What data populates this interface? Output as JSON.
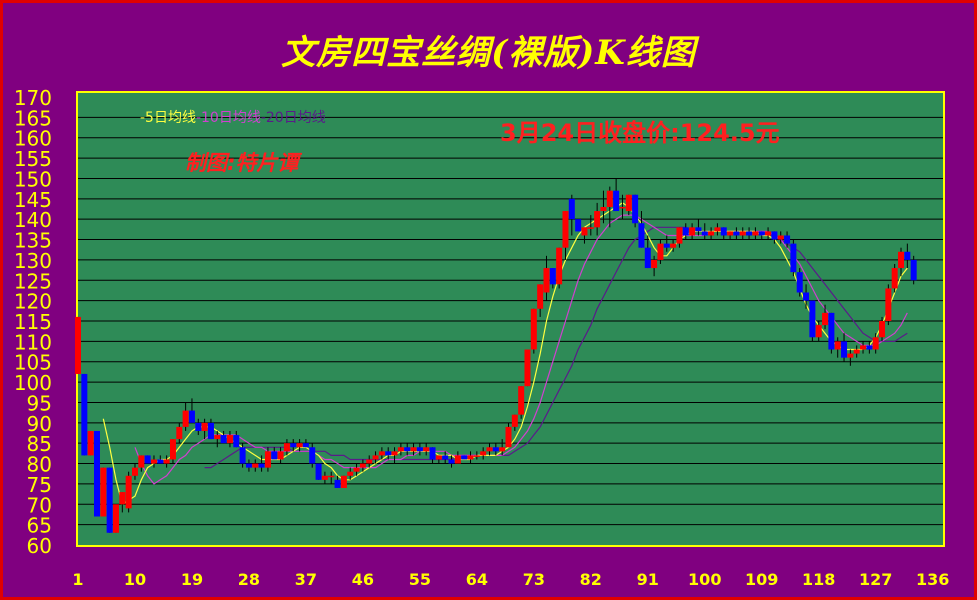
{
  "title": "文房四宝丝绸(裸版)K线图",
  "legend": [
    {
      "label": "-5日均线",
      "color": "#ffff40"
    },
    {
      "label": "-10日均线",
      "color": "#d040d0"
    },
    {
      "label": "-20日均线",
      "color": "#5a1a8a"
    }
  ],
  "close_price_text": "3月24日收盘价:124.5元",
  "author_text": "制图:特片谭",
  "colors": {
    "background": "#800080",
    "plot": "#2e8b57",
    "axis_text": "#ffff00",
    "up": "#ff0000",
    "down": "#0000ff"
  },
  "chart_data": {
    "type": "candlestick",
    "title": "文房四宝丝绸(裸版)K线图",
    "ylim": [
      60,
      170
    ],
    "y_ticks": [
      60,
      65,
      70,
      75,
      80,
      85,
      90,
      95,
      100,
      105,
      110,
      115,
      120,
      125,
      130,
      135,
      140,
      145,
      150,
      155,
      160,
      165,
      170
    ],
    "x_ticks": [
      1,
      10,
      19,
      28,
      37,
      46,
      55,
      64,
      73,
      82,
      91,
      100,
      109,
      118,
      127,
      136
    ],
    "xlim": [
      1,
      137
    ],
    "grid": true,
    "candles_x_start": 1,
    "candles": [
      [
        102,
        116,
        102,
        116
      ],
      [
        102,
        102,
        82,
        82
      ],
      [
        82,
        88,
        82,
        88
      ],
      [
        88,
        88,
        67,
        67
      ],
      [
        67,
        79,
        67,
        79
      ],
      [
        79,
        79,
        63,
        63
      ],
      [
        63,
        70,
        63,
        70
      ],
      [
        70,
        73,
        68,
        73
      ],
      [
        69,
        78,
        68,
        77
      ],
      [
        77,
        80,
        76,
        79
      ],
      [
        79,
        82,
        78,
        82
      ],
      [
        82,
        82,
        80,
        80
      ],
      [
        80,
        82,
        79,
        81
      ],
      [
        81,
        82,
        80,
        80
      ],
      [
        80,
        82,
        79,
        81
      ],
      [
        81,
        86,
        80,
        86
      ],
      [
        86,
        90,
        85,
        89
      ],
      [
        89,
        95,
        88,
        93
      ],
      [
        93,
        96,
        90,
        90
      ],
      [
        90,
        91,
        87,
        88
      ],
      [
        88,
        91,
        86,
        90
      ],
      [
        90,
        91,
        86,
        86
      ],
      [
        86,
        88,
        84,
        87
      ],
      [
        87,
        88,
        85,
        85
      ],
      [
        85,
        88,
        84,
        87
      ],
      [
        87,
        88,
        84,
        84
      ],
      [
        84,
        85,
        79,
        80
      ],
      [
        80,
        81,
        78,
        79
      ],
      [
        79,
        81,
        78,
        80
      ],
      [
        80,
        82,
        78,
        79
      ],
      [
        79,
        84,
        78,
        83
      ],
      [
        83,
        84,
        81,
        81
      ],
      [
        81,
        84,
        80,
        83
      ],
      [
        83,
        86,
        82,
        85
      ],
      [
        85,
        86,
        83,
        84
      ],
      [
        84,
        86,
        83,
        85
      ],
      [
        85,
        86,
        84,
        84
      ],
      [
        84,
        85,
        79,
        80
      ],
      [
        80,
        80,
        76,
        76
      ],
      [
        76,
        78,
        75,
        77
      ],
      [
        77,
        78,
        75,
        77
      ],
      [
        76,
        77,
        74,
        74
      ],
      [
        74,
        77,
        74,
        77
      ],
      [
        77,
        79,
        76,
        78
      ],
      [
        78,
        80,
        77,
        79
      ],
      [
        79,
        81,
        78,
        80
      ],
      [
        80,
        82,
        79,
        81
      ],
      [
        81,
        83,
        80,
        82
      ],
      [
        82,
        84,
        81,
        83
      ],
      [
        83,
        84,
        81,
        82
      ],
      [
        82,
        84,
        80,
        83
      ],
      [
        83,
        85,
        82,
        84
      ],
      [
        84,
        85,
        82,
        83
      ],
      [
        83,
        85,
        82,
        84
      ],
      [
        84,
        85,
        82,
        83
      ],
      [
        83,
        85,
        82,
        84
      ],
      [
        84,
        84,
        80,
        81
      ],
      [
        81,
        82,
        80,
        82
      ],
      [
        82,
        83,
        80,
        81
      ],
      [
        81,
        82,
        79,
        80
      ],
      [
        80,
        83,
        80,
        82
      ],
      [
        82,
        82,
        81,
        81
      ],
      [
        81,
        83,
        80,
        82
      ],
      [
        82,
        83,
        81,
        82
      ],
      [
        82,
        84,
        81,
        83
      ],
      [
        83,
        85,
        82,
        84
      ],
      [
        84,
        85,
        82,
        83
      ],
      [
        83,
        86,
        82,
        84
      ],
      [
        84,
        90,
        84,
        89
      ],
      [
        89,
        92,
        88,
        92
      ],
      [
        92,
        99,
        91,
        99
      ],
      [
        99,
        108,
        99,
        108
      ],
      [
        108,
        118,
        107,
        118
      ],
      [
        118,
        124,
        116,
        124
      ],
      [
        122,
        131,
        120,
        128
      ],
      [
        128,
        128,
        123,
        124
      ],
      [
        124,
        133,
        123,
        133
      ],
      [
        133,
        142,
        130,
        142
      ],
      [
        145,
        146,
        136,
        140
      ],
      [
        140,
        140,
        137,
        137
      ],
      [
        136,
        138,
        134,
        138
      ],
      [
        138,
        141,
        136,
        138
      ],
      [
        138,
        144,
        136,
        142
      ],
      [
        142,
        147,
        139,
        143
      ],
      [
        143,
        148,
        138,
        147
      ],
      [
        147,
        150,
        142,
        142
      ],
      [
        143,
        146,
        140,
        143
      ],
      [
        142,
        146,
        141,
        146
      ],
      [
        146,
        146,
        138,
        139
      ],
      [
        139,
        142,
        133,
        133
      ],
      [
        133,
        136,
        128,
        128
      ],
      [
        128,
        131,
        126,
        130
      ],
      [
        130,
        135,
        129,
        134
      ],
      [
        134,
        136,
        132,
        133
      ],
      [
        133,
        135,
        132,
        134
      ],
      [
        134,
        138,
        133,
        138
      ],
      [
        138,
        139,
        135,
        136
      ],
      [
        136,
        139,
        135,
        138
      ],
      [
        138,
        140,
        136,
        137
      ],
      [
        137,
        139,
        135,
        136
      ],
      [
        136,
        138,
        135,
        137
      ],
      [
        137,
        139,
        136,
        138
      ],
      [
        138,
        138,
        135,
        136
      ],
      [
        136,
        137,
        135,
        137
      ],
      [
        137,
        138,
        135,
        136
      ],
      [
        136,
        138,
        135,
        137
      ],
      [
        137,
        138,
        135,
        136
      ],
      [
        136,
        138,
        135,
        137
      ],
      [
        137,
        137,
        135,
        136
      ],
      [
        136,
        138,
        135,
        137
      ],
      [
        137,
        137,
        134,
        135
      ],
      [
        135,
        137,
        134,
        136
      ],
      [
        136,
        137,
        133,
        134
      ],
      [
        134,
        135,
        126,
        127
      ],
      [
        127,
        128,
        121,
        122
      ],
      [
        122,
        124,
        118,
        120
      ],
      [
        120,
        120,
        110,
        111
      ],
      [
        111,
        115,
        110,
        114
      ],
      [
        114,
        119,
        113,
        117
      ],
      [
        117,
        117,
        107,
        108
      ],
      [
        108,
        111,
        106,
        110
      ],
      [
        110,
        112,
        105,
        106
      ],
      [
        106,
        108,
        104,
        107
      ],
      [
        107,
        109,
        106,
        108
      ],
      [
        108,
        110,
        107,
        109
      ],
      [
        109,
        110,
        107,
        108
      ],
      [
        108,
        112,
        107,
        111
      ],
      [
        111,
        116,
        110,
        115
      ],
      [
        115,
        124,
        114,
        123
      ],
      [
        123,
        129,
        122,
        128
      ],
      [
        128,
        133,
        126,
        132
      ],
      [
        132,
        134,
        128,
        130
      ],
      [
        130,
        131,
        124,
        125
      ]
    ],
    "ma5": [
      null,
      null,
      null,
      null,
      91,
      84,
      76,
      70,
      71,
      72,
      76,
      79,
      80,
      81,
      81,
      82,
      84,
      86,
      88,
      89,
      89,
      89,
      88,
      87,
      86,
      85,
      84,
      83,
      82,
      81,
      81,
      81,
      81,
      82,
      83,
      84,
      84,
      83,
      82,
      80,
      79,
      77,
      76,
      76,
      77,
      78,
      79,
      80,
      81,
      82,
      82,
      83,
      83,
      83,
      83,
      83,
      83,
      82,
      82,
      82,
      81,
      81,
      81,
      82,
      82,
      82,
      82,
      83,
      84,
      86,
      89,
      94,
      100,
      107,
      115,
      121,
      126,
      130,
      133,
      136,
      138,
      139,
      140,
      141,
      142,
      143,
      144,
      143,
      141,
      139,
      136,
      133,
      131,
      131,
      133,
      135,
      136,
      137,
      137,
      137,
      137,
      137,
      137,
      137,
      137,
      137,
      137,
      137,
      136,
      136,
      135,
      133,
      130,
      127,
      123,
      119,
      116,
      114,
      112,
      110,
      109,
      108,
      108,
      108,
      108,
      109,
      111,
      114,
      118,
      122,
      126,
      128
    ],
    "ma10": [
      null,
      null,
      null,
      null,
      null,
      null,
      null,
      null,
      null,
      84,
      80,
      77,
      75,
      76,
      77,
      79,
      81,
      82,
      84,
      85,
      86,
      87,
      87,
      87,
      87,
      87,
      86,
      85,
      84,
      84,
      83,
      83,
      83,
      83,
      83,
      83,
      83,
      83,
      82,
      81,
      81,
      80,
      79,
      79,
      79,
      79,
      79,
      79,
      80,
      81,
      81,
      81,
      82,
      82,
      83,
      83,
      83,
      83,
      83,
      82,
      82,
      82,
      82,
      82,
      82,
      82,
      82,
      82,
      83,
      84,
      86,
      88,
      91,
      95,
      100,
      105,
      110,
      115,
      120,
      125,
      129,
      132,
      135,
      137,
      139,
      140,
      141,
      141,
      141,
      140,
      139,
      138,
      137,
      136,
      136,
      136,
      136,
      136,
      136,
      136,
      137,
      137,
      137,
      137,
      137,
      137,
      137,
      137,
      137,
      137,
      136,
      135,
      133,
      131,
      129,
      126,
      123,
      120,
      118,
      116,
      114,
      112,
      111,
      110,
      109,
      109,
      109,
      110,
      111,
      112,
      114,
      117
    ],
    "ma20": [
      null,
      null,
      null,
      null,
      null,
      null,
      null,
      null,
      null,
      null,
      null,
      null,
      null,
      null,
      null,
      null,
      null,
      null,
      null,
      null,
      79,
      79,
      80,
      81,
      82,
      83,
      84,
      84,
      84,
      84,
      84,
      84,
      84,
      84,
      83,
      83,
      83,
      83,
      83,
      83,
      82,
      82,
      82,
      81,
      81,
      81,
      81,
      81,
      81,
      81,
      81,
      81,
      81,
      81,
      81,
      81,
      81,
      81,
      81,
      81,
      82,
      82,
      82,
      82,
      82,
      82,
      82,
      82,
      82,
      83,
      84,
      85,
      87,
      89,
      92,
      95,
      98,
      101,
      104,
      108,
      111,
      114,
      118,
      121,
      124,
      127,
      130,
      133,
      135,
      136,
      137,
      138,
      138,
      138,
      138,
      138,
      138,
      137,
      137,
      137,
      137,
      137,
      137,
      137,
      137,
      137,
      137,
      137,
      137,
      136,
      136,
      135,
      134,
      133,
      132,
      130,
      128,
      126,
      124,
      122,
      120,
      118,
      116,
      114,
      112,
      111,
      110,
      110,
      110,
      110,
      111,
      112
    ]
  }
}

::::::::

GOAL OF THE EXERCISE:
What is the number of lines in the data above that include the word "文房四宝丝绸"? Answer with that number only.

EXPECTED ANSWER:
2